:: Task instructions ::
Transcribe every line exactly. Leave the pictures behind.

* Begin Material for the task *

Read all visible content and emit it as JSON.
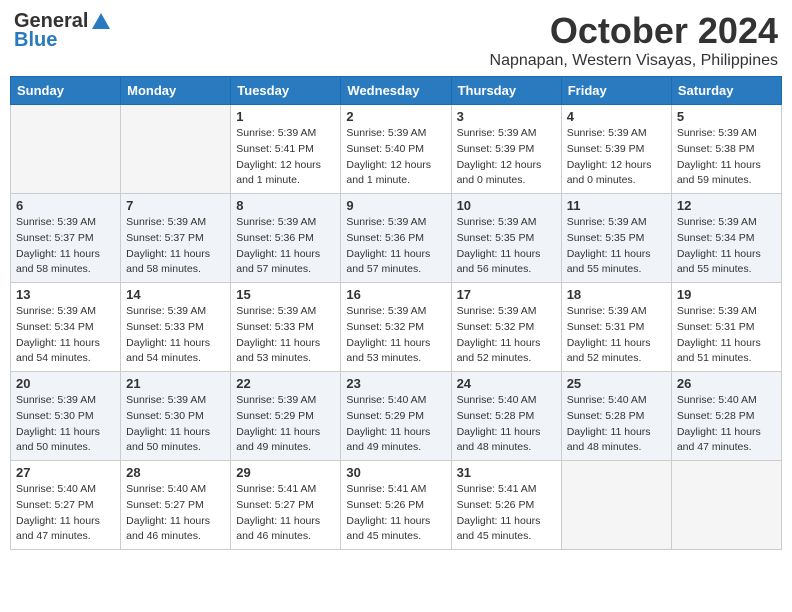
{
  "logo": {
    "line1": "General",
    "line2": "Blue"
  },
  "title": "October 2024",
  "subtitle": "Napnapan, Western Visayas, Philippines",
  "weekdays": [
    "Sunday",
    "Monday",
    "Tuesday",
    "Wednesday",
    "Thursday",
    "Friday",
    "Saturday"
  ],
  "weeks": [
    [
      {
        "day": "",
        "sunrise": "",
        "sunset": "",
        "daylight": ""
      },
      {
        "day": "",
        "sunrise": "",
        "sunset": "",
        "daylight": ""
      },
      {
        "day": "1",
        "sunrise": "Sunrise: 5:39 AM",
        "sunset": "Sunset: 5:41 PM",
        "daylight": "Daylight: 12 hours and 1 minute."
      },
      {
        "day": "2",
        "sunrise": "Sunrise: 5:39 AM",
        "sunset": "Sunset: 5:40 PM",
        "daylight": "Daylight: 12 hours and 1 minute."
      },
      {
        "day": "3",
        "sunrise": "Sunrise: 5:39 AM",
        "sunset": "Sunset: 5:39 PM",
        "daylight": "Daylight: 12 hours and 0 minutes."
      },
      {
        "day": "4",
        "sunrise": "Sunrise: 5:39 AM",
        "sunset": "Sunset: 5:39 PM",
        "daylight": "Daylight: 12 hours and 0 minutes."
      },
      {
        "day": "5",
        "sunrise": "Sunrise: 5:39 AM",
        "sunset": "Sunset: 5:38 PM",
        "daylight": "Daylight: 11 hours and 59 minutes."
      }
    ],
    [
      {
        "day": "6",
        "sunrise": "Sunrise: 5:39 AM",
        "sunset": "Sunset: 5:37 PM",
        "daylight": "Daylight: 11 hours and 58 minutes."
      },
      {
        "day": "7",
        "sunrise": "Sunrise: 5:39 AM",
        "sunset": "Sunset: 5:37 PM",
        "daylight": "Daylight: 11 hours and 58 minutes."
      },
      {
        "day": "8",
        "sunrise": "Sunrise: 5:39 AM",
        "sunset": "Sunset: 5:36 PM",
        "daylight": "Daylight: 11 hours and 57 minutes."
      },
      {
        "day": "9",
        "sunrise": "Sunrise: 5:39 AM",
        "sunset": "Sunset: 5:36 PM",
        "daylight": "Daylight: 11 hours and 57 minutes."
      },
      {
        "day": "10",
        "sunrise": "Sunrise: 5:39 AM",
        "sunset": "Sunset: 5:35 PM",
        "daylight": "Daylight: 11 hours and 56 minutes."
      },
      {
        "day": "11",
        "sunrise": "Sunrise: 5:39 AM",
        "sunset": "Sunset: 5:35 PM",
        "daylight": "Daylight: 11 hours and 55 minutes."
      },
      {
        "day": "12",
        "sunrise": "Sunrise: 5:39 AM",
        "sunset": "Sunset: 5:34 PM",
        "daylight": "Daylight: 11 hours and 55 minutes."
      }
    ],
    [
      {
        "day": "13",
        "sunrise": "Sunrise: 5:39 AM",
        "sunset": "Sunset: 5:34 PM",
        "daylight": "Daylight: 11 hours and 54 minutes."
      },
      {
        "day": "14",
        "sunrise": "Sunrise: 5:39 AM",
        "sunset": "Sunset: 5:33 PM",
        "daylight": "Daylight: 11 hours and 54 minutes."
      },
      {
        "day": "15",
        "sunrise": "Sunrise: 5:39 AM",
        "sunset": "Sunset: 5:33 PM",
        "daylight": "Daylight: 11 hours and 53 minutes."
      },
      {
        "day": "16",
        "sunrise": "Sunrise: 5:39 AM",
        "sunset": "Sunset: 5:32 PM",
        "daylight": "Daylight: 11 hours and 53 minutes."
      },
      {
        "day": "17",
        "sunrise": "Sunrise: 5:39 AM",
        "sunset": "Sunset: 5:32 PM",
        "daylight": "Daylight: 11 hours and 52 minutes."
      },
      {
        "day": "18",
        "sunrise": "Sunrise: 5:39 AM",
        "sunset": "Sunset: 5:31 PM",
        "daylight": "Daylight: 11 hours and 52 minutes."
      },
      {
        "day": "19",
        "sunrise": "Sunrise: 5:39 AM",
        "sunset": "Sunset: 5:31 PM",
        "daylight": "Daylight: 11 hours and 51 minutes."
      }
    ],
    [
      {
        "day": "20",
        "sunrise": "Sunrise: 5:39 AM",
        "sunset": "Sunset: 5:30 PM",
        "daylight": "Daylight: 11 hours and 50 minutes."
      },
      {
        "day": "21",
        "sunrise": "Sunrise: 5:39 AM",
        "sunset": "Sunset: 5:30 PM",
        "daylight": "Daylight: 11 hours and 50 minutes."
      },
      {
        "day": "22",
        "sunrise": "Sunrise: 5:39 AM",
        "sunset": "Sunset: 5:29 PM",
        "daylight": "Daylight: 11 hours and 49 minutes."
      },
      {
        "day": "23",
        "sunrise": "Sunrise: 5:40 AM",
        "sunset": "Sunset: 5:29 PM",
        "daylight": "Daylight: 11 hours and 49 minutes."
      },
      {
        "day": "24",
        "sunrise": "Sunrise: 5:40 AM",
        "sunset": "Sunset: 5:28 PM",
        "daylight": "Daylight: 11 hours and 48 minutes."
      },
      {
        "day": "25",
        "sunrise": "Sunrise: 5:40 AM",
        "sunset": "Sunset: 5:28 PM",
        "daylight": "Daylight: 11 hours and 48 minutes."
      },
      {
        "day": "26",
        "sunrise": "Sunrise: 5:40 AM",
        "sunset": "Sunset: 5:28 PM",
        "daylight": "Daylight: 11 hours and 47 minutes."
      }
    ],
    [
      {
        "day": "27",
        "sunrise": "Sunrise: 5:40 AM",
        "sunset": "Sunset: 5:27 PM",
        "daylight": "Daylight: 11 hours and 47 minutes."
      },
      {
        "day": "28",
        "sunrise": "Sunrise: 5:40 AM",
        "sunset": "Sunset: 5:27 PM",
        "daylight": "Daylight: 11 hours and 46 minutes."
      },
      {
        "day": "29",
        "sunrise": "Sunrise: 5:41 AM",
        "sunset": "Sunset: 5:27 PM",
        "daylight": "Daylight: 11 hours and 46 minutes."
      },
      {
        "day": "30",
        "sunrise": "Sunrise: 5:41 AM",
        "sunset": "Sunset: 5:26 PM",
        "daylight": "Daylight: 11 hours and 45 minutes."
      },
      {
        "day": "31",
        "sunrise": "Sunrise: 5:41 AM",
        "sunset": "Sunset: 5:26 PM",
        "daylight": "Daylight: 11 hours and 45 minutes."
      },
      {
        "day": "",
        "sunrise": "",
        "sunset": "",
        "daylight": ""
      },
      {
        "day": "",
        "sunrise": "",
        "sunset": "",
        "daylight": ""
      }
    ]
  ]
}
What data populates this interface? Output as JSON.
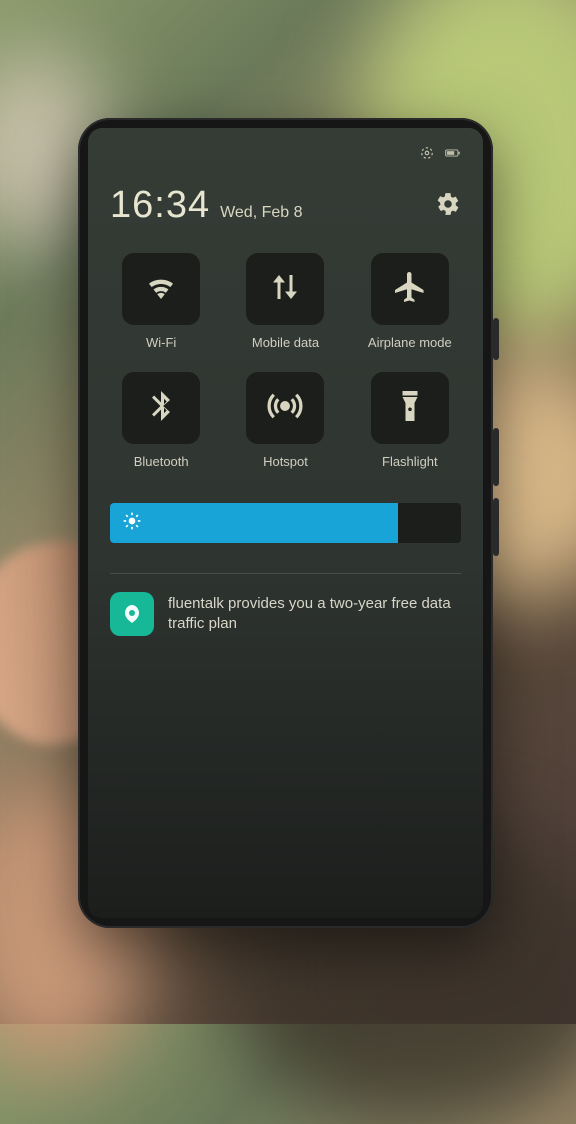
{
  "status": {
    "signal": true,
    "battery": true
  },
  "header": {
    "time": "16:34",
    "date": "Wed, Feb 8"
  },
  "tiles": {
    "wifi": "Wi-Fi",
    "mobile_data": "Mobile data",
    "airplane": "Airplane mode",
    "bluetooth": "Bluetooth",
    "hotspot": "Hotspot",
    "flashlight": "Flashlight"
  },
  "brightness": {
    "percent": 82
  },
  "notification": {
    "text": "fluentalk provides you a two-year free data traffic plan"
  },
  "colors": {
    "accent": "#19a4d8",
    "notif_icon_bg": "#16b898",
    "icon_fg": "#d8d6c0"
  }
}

* End Material for the task *

:: Task answer ::
Read all visible content and emit it as JSON.
{
  "logo": {
    "line1": "General",
    "line2": "Blue"
  },
  "title": "October 2024",
  "subtitle": "Napnapan, Western Visayas, Philippines",
  "weekdays": [
    "Sunday",
    "Monday",
    "Tuesday",
    "Wednesday",
    "Thursday",
    "Friday",
    "Saturday"
  ],
  "weeks": [
    [
      {
        "day": "",
        "sunrise": "",
        "sunset": "",
        "daylight": ""
      },
      {
        "day": "",
        "sunrise": "",
        "sunset": "",
        "daylight": ""
      },
      {
        "day": "1",
        "sunrise": "Sunrise: 5:39 AM",
        "sunset": "Sunset: 5:41 PM",
        "daylight": "Daylight: 12 hours and 1 minute."
      },
      {
        "day": "2",
        "sunrise": "Sunrise: 5:39 AM",
        "sunset": "Sunset: 5:40 PM",
        "daylight": "Daylight: 12 hours and 1 minute."
      },
      {
        "day": "3",
        "sunrise": "Sunrise: 5:39 AM",
        "sunset": "Sunset: 5:39 PM",
        "daylight": "Daylight: 12 hours and 0 minutes."
      },
      {
        "day": "4",
        "sunrise": "Sunrise: 5:39 AM",
        "sunset": "Sunset: 5:39 PM",
        "daylight": "Daylight: 12 hours and 0 minutes."
      },
      {
        "day": "5",
        "sunrise": "Sunrise: 5:39 AM",
        "sunset": "Sunset: 5:38 PM",
        "daylight": "Daylight: 11 hours and 59 minutes."
      }
    ],
    [
      {
        "day": "6",
        "sunrise": "Sunrise: 5:39 AM",
        "sunset": "Sunset: 5:37 PM",
        "daylight": "Daylight: 11 hours and 58 minutes."
      },
      {
        "day": "7",
        "sunrise": "Sunrise: 5:39 AM",
        "sunset": "Sunset: 5:37 PM",
        "daylight": "Daylight: 11 hours and 58 minutes."
      },
      {
        "day": "8",
        "sunrise": "Sunrise: 5:39 AM",
        "sunset": "Sunset: 5:36 PM",
        "daylight": "Daylight: 11 hours and 57 minutes."
      },
      {
        "day": "9",
        "sunrise": "Sunrise: 5:39 AM",
        "sunset": "Sunset: 5:36 PM",
        "daylight": "Daylight: 11 hours and 57 minutes."
      },
      {
        "day": "10",
        "sunrise": "Sunrise: 5:39 AM",
        "sunset": "Sunset: 5:35 PM",
        "daylight": "Daylight: 11 hours and 56 minutes."
      },
      {
        "day": "11",
        "sunrise": "Sunrise: 5:39 AM",
        "sunset": "Sunset: 5:35 PM",
        "daylight": "Daylight: 11 hours and 55 minutes."
      },
      {
        "day": "12",
        "sunrise": "Sunrise: 5:39 AM",
        "sunset": "Sunset: 5:34 PM",
        "daylight": "Daylight: 11 hours and 55 minutes."
      }
    ],
    [
      {
        "day": "13",
        "sunrise": "Sunrise: 5:39 AM",
        "sunset": "Sunset: 5:34 PM",
        "daylight": "Daylight: 11 hours and 54 minutes."
      },
      {
        "day": "14",
        "sunrise": "Sunrise: 5:39 AM",
        "sunset": "Sunset: 5:33 PM",
        "daylight": "Daylight: 11 hours and 54 minutes."
      },
      {
        "day": "15",
        "sunrise": "Sunrise: 5:39 AM",
        "sunset": "Sunset: 5:33 PM",
        "daylight": "Daylight: 11 hours and 53 minutes."
      },
      {
        "day": "16",
        "sunrise": "Sunrise: 5:39 AM",
        "sunset": "Sunset: 5:32 PM",
        "daylight": "Daylight: 11 hours and 53 minutes."
      },
      {
        "day": "17",
        "sunrise": "Sunrise: 5:39 AM",
        "sunset": "Sunset: 5:32 PM",
        "daylight": "Daylight: 11 hours and 52 minutes."
      },
      {
        "day": "18",
        "sunrise": "Sunrise: 5:39 AM",
        "sunset": "Sunset: 5:31 PM",
        "daylight": "Daylight: 11 hours and 52 minutes."
      },
      {
        "day": "19",
        "sunrise": "Sunrise: 5:39 AM",
        "sunset": "Sunset: 5:31 PM",
        "daylight": "Daylight: 11 hours and 51 minutes."
      }
    ],
    [
      {
        "day": "20",
        "sunrise": "Sunrise: 5:39 AM",
        "sunset": "Sunset: 5:30 PM",
        "daylight": "Daylight: 11 hours and 50 minutes."
      },
      {
        "day": "21",
        "sunrise": "Sunrise: 5:39 AM",
        "sunset": "Sunset: 5:30 PM",
        "daylight": "Daylight: 11 hours and 50 minutes."
      },
      {
        "day": "22",
        "sunrise": "Sunrise: 5:39 AM",
        "sunset": "Sunset: 5:29 PM",
        "daylight": "Daylight: 11 hours and 49 minutes."
      },
      {
        "day": "23",
        "sunrise": "Sunrise: 5:40 AM",
        "sunset": "Sunset: 5:29 PM",
        "daylight": "Daylight: 11 hours and 49 minutes."
      },
      {
        "day": "24",
        "sunrise": "Sunrise: 5:40 AM",
        "sunset": "Sunset: 5:28 PM",
        "daylight": "Daylight: 11 hours and 48 minutes."
      },
      {
        "day": "25",
        "sunrise": "Sunrise: 5:40 AM",
        "sunset": "Sunset: 5:28 PM",
        "daylight": "Daylight: 11 hours and 48 minutes."
      },
      {
        "day": "26",
        "sunrise": "Sunrise: 5:40 AM",
        "sunset": "Sunset: 5:28 PM",
        "daylight": "Daylight: 11 hours and 47 minutes."
      }
    ],
    [
      {
        "day": "27",
        "sunrise": "Sunrise: 5:40 AM",
        "sunset": "Sunset: 5:27 PM",
        "daylight": "Daylight: 11 hours and 47 minutes."
      },
      {
        "day": "28",
        "sunrise": "Sunrise: 5:40 AM",
        "sunset": "Sunset: 5:27 PM",
        "daylight": "Daylight: 11 hours and 46 minutes."
      },
      {
        "day": "29",
        "sunrise": "Sunrise: 5:41 AM",
        "sunset": "Sunset: 5:27 PM",
        "daylight": "Daylight: 11 hours and 46 minutes."
      },
      {
        "day": "30",
        "sunrise": "Sunrise: 5:41 AM",
        "sunset": "Sunset: 5:26 PM",
        "daylight": "Daylight: 11 hours and 45 minutes."
      },
      {
        "day": "31",
        "sunrise": "Sunrise: 5:41 AM",
        "sunset": "Sunset: 5:26 PM",
        "daylight": "Daylight: 11 hours and 45 minutes."
      },
      {
        "day": "",
        "sunrise": "",
        "sunset": "",
        "daylight": ""
      },
      {
        "day": "",
        "sunrise": "",
        "sunset": "",
        "daylight": ""
      }
    ]
  ]
}
What data populates this interface? Output as JSON.
{
  "status": {
    "signal": true,
    "battery": true
  },
  "header": {
    "time": "16:34",
    "date": "Wed, Feb 8"
  },
  "tiles": {
    "wifi": "Wi-Fi",
    "mobile_data": "Mobile data",
    "airplane": "Airplane mode",
    "bluetooth": "Bluetooth",
    "hotspot": "Hotspot",
    "flashlight": "Flashlight"
  },
  "brightness": {
    "percent": 82
  },
  "notification": {
    "text": "fluentalk provides you a two-year free data traffic plan"
  },
  "colors": {
    "accent": "#19a4d8",
    "notif_icon_bg": "#16b898",
    "icon_fg": "#d8d6c0"
  }
}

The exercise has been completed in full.